### What you will do
The listing beneath should be written out in full, exactly as shown.

### Raw records
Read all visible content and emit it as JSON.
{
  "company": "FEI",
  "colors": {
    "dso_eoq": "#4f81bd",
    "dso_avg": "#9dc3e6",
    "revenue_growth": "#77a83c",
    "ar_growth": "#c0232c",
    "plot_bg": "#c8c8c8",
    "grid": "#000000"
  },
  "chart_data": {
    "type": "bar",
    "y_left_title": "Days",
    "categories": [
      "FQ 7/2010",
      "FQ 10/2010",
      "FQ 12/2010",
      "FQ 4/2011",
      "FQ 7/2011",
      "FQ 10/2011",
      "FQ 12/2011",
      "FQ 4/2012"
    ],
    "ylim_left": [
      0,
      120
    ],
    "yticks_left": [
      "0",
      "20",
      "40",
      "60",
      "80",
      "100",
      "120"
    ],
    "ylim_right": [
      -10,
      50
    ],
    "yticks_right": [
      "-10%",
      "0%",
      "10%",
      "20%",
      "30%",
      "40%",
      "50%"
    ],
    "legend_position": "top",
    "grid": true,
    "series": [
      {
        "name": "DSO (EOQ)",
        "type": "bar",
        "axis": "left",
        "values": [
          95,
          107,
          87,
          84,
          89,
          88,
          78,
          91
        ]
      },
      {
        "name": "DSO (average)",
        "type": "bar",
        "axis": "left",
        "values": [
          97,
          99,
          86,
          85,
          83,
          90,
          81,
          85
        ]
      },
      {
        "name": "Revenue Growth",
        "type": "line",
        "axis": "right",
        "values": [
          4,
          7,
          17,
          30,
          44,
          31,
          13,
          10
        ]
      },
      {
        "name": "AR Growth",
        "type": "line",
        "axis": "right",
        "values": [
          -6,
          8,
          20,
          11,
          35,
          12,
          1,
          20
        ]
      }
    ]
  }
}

### Output of the task
Read all visible content and emit it as JSON.
{
  "company": "FEI",
  "colors": {
    "dso_eoq": "#4f81bd",
    "dso_avg": "#9dc3e6",
    "revenue_growth": "#77a83c",
    "ar_growth": "#c0232c",
    "plot_bg": "#c8c8c8",
    "grid": "#000000"
  },
  "chart_data": {
    "type": "bar",
    "y_left_title": "Days",
    "categories": [
      "FQ 7/2010",
      "FQ 10/2010",
      "FQ 12/2010",
      "FQ 4/2011",
      "FQ 7/2011",
      "FQ 10/2011",
      "FQ 12/2011",
      "FQ 4/2012"
    ],
    "ylim_left": [
      0,
      120
    ],
    "yticks_left": [
      "0",
      "20",
      "40",
      "60",
      "80",
      "100",
      "120"
    ],
    "ylim_right": [
      -10,
      50
    ],
    "yticks_right": [
      "-10%",
      "0%",
      "10%",
      "20%",
      "30%",
      "40%",
      "50%"
    ],
    "legend_position": "top",
    "grid": true,
    "series": [
      {
        "name": "DSO (EOQ)",
        "type": "bar",
        "axis": "left",
        "values": [
          95,
          107,
          87,
          84,
          89,
          88,
          78,
          91
        ]
      },
      {
        "name": "DSO (average)",
        "type": "bar",
        "axis": "left",
        "values": [
          97,
          99,
          86,
          85,
          83,
          90,
          81,
          85
        ]
      },
      {
        "name": "Revenue Growth",
        "type": "line",
        "axis": "right",
        "values": [
          4,
          7,
          17,
          30,
          44,
          31,
          13,
          10
        ]
      },
      {
        "name": "AR Growth",
        "type": "line",
        "axis": "right",
        "values": [
          -6,
          8,
          20,
          11,
          35,
          12,
          1,
          20
        ]
      }
    ]
  }
}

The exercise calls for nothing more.